** Start of Source extract **
Sander Goldberg
It is a fact universally acknowledged that the edition of a fragmentary work can be no
more reliable than those of the sources upon which it draws. Less widely recognized, but
no less true, is an important corollary: arguments based on the testimony of a fragmentary
work will be no more reliable than the edition on which they are based. So, to take a
simple example, a character in Ennius’ Annales certainly referred to the city’s founding
as some 700 years before his own time (154-5 Sk.), but to say the speaker is Camillus and
that the calculation works back from the Gallic sack of 387/6 BCE is a statement based
less on Ennius than on Otto Skutsch’s presumptions in editing Ennius, such as resting the
order of fragments and reconstruction of contexts on little more than a perceived parallel
in Vergil, an echo in Livy, or the conviction that a poem called Annales must have
accounted for all major events of Roman history in chronological sequence. Question
those presumptions, as we now increasingly do, and the whole scholarly edifice begins to
totter. Yet how could the user of such an edition not respect the expert opinion of its
editor? Is not the very point of an edition, especially an edition with commentary, to do
work that the end user will not then have to re-do? Readers expect to be empowered by
the knowledge they find between such covers. The problem is two-fold. First, editions
also empower their editors. By setting the terms for future engagement, they can make it
difficult for readers to think beyond what editors tell them. Second is the awkward fact
that the more thoroughly honest an edition is, the more willing it is to present
complexities of transmission and interpretation, the less user-friendly it becomes. The
simpler the reader’s task, the more dependent that reader is on the editor.
** End of Source extract **
** Start of Supplied material **
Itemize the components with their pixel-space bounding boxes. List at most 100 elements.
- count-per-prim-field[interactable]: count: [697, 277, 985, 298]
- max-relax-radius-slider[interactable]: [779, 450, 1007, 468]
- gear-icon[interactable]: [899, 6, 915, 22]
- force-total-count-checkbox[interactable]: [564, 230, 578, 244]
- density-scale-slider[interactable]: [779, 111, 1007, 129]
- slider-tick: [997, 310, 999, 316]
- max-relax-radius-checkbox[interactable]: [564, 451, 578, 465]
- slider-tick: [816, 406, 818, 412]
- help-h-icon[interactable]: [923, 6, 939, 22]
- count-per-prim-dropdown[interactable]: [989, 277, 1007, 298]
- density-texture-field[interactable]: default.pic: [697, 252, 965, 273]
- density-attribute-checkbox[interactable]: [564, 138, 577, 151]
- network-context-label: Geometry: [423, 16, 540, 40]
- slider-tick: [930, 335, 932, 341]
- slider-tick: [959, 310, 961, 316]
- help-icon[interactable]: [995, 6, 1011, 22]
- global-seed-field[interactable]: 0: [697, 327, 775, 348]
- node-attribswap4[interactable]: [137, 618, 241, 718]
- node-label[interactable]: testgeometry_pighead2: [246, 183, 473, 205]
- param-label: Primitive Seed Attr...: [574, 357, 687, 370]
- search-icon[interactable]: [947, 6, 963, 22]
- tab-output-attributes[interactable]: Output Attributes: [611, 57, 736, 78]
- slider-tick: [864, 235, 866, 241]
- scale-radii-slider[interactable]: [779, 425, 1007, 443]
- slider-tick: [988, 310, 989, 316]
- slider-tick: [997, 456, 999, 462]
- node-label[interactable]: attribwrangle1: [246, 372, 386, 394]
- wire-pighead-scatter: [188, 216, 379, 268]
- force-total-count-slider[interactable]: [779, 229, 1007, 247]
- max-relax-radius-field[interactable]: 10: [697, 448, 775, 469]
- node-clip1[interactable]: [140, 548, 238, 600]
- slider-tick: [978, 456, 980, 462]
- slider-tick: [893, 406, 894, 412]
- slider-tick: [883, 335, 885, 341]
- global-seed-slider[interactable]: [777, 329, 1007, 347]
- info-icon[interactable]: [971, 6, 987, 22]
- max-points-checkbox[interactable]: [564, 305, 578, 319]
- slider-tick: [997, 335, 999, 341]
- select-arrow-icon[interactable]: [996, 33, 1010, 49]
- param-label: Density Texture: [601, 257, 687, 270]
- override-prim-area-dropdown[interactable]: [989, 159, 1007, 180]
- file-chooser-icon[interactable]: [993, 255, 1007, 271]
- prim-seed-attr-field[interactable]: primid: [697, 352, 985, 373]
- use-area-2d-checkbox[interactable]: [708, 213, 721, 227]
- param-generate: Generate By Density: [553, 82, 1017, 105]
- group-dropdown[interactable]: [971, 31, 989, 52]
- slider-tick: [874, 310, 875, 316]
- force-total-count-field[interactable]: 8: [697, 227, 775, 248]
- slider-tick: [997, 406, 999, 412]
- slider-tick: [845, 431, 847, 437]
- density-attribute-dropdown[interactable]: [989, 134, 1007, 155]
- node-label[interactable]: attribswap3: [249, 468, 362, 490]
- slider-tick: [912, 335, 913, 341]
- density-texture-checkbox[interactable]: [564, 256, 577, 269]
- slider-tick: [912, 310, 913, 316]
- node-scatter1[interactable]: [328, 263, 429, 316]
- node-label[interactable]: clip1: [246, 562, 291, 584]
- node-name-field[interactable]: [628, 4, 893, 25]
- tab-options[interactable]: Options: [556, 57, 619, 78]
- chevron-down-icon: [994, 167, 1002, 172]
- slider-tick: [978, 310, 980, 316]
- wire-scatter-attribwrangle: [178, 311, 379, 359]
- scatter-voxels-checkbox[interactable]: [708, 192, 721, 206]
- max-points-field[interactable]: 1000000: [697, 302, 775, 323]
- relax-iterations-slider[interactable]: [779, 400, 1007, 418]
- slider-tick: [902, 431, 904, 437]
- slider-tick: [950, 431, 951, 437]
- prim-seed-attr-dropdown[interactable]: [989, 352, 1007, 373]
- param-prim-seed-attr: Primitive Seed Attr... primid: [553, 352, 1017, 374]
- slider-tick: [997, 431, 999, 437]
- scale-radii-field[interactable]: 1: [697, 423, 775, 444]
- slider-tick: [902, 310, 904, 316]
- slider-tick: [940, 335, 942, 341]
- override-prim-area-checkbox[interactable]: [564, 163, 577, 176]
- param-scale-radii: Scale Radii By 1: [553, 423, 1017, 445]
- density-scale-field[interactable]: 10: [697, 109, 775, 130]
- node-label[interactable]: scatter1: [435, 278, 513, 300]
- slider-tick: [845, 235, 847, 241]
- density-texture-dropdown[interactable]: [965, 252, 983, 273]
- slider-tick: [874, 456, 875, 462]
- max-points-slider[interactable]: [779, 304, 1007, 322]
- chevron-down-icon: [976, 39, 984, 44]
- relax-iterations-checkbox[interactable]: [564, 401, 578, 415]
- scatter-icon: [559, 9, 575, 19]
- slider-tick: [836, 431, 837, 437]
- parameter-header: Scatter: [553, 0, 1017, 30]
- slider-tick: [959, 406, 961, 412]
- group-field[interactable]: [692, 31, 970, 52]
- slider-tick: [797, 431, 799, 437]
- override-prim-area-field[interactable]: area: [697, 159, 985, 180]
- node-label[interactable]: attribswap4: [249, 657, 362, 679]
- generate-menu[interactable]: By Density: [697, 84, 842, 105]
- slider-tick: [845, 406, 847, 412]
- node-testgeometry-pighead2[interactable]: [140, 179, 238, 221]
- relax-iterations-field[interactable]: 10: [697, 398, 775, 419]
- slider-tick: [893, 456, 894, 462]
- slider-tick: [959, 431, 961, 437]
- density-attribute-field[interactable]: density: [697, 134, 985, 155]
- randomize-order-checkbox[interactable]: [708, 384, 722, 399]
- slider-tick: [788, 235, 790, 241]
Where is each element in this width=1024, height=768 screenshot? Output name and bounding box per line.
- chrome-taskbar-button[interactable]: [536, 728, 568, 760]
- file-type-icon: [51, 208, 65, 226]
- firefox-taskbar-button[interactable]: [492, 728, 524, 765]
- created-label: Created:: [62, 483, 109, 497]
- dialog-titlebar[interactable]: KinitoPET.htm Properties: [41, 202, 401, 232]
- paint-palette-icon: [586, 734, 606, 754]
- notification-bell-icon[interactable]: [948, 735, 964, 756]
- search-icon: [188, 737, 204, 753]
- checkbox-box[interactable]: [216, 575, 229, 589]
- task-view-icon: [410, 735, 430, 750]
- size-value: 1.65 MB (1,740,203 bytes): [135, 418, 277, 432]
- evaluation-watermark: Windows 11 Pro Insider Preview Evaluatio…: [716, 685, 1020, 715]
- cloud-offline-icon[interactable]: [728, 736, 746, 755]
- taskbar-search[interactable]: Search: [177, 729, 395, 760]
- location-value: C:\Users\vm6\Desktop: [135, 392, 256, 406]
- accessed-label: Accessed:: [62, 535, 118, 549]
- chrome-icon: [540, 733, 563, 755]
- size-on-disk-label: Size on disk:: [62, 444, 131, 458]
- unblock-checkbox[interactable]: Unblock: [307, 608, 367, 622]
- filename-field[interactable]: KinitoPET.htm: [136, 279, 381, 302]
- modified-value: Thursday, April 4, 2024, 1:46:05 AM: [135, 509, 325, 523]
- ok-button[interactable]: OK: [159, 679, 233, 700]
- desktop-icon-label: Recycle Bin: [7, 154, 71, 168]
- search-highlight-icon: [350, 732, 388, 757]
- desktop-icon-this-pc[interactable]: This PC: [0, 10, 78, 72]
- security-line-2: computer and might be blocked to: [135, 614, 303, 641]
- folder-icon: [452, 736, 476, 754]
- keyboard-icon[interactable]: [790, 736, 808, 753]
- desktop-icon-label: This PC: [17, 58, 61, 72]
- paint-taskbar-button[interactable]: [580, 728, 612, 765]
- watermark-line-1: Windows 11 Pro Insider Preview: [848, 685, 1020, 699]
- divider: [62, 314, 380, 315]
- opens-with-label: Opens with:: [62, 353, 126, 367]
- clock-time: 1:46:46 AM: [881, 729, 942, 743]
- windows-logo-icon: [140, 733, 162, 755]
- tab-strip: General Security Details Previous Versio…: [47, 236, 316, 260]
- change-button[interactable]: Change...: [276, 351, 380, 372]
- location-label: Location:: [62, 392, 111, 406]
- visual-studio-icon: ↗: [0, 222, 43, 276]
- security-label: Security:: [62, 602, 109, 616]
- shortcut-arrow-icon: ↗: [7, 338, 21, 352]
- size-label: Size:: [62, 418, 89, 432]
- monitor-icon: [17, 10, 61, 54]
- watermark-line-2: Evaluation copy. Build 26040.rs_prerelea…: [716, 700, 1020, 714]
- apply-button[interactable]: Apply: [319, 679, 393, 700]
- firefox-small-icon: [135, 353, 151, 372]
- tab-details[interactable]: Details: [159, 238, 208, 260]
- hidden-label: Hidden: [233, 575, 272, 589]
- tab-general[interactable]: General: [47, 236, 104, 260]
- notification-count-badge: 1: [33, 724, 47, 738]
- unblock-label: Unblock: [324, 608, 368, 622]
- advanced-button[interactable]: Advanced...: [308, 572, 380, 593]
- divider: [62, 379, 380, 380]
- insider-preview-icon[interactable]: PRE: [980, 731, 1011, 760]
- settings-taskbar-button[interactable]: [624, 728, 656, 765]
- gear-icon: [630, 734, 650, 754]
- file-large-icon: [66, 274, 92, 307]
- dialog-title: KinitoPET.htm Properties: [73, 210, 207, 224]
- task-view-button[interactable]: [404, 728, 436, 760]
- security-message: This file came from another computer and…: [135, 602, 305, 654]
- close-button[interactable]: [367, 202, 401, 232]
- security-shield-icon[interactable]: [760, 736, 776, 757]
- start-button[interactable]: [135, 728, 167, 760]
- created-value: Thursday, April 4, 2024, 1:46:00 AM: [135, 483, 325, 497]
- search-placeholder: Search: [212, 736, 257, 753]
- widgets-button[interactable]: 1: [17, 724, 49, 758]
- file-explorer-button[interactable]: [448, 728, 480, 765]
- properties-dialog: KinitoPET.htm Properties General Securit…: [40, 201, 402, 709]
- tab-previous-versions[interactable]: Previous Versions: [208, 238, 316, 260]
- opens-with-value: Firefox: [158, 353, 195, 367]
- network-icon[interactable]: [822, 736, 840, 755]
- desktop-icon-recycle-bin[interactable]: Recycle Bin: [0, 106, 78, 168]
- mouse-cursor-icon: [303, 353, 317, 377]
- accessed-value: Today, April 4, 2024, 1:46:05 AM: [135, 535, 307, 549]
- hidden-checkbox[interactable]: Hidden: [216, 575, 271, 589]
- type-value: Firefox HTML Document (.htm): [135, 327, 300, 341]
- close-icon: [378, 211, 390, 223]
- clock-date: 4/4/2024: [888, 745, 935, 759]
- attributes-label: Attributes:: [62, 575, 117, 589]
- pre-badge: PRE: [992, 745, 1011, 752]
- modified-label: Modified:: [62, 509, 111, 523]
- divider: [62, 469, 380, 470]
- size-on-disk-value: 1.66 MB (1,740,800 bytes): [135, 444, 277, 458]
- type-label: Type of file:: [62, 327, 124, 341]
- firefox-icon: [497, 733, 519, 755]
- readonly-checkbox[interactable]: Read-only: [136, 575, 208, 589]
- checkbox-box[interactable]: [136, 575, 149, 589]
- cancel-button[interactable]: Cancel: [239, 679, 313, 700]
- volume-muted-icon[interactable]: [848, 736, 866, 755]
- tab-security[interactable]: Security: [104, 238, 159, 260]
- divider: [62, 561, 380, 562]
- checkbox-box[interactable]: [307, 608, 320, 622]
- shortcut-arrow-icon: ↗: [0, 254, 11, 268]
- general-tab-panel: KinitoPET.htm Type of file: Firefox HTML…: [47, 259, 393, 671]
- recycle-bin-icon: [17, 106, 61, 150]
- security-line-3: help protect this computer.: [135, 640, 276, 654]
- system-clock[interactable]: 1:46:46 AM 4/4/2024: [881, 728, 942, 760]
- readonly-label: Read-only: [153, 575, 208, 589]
** End of Supplied material **
• [Stated task A]
According to the passage on editing fragmentary works, on what three things did Skutsch rest the order of fragments and the reconstruction of contexts?
• [Stated task B]
Could you go on with the passage on editing fragmentary works, starting right after its final sentence?

• [Task response A]
- A perceived parallel in Vergil
- An echo in Livy
- The conviction that a poem called Annales must have accounted for all major events of Roman history in chronological sequence

• [Task response B]
Such problems loom ever larger as scholars turn increasingly to fragmentary material
with an ever-expanding range of questions: not just to recapture some sense of lost
authors and genres or to gain greater control over extant ones through comparison with
lost predecessors and contemporaries, but to explore the very function of texts in ancient
cultures, whether to ask how and why Cicero quoted literary texts as he did or what
ancient traditions meant to later authors like Athenaeus or Gellius or Macrobius. Etc.
Questions like these get well beyond the philology of fragments but are, ultimately, no
less dependent on editorial practice than more specifically text-centered lines of inquiry.
How should editors of fragmentary authors and works respond to the greater range of
demands made upon their material?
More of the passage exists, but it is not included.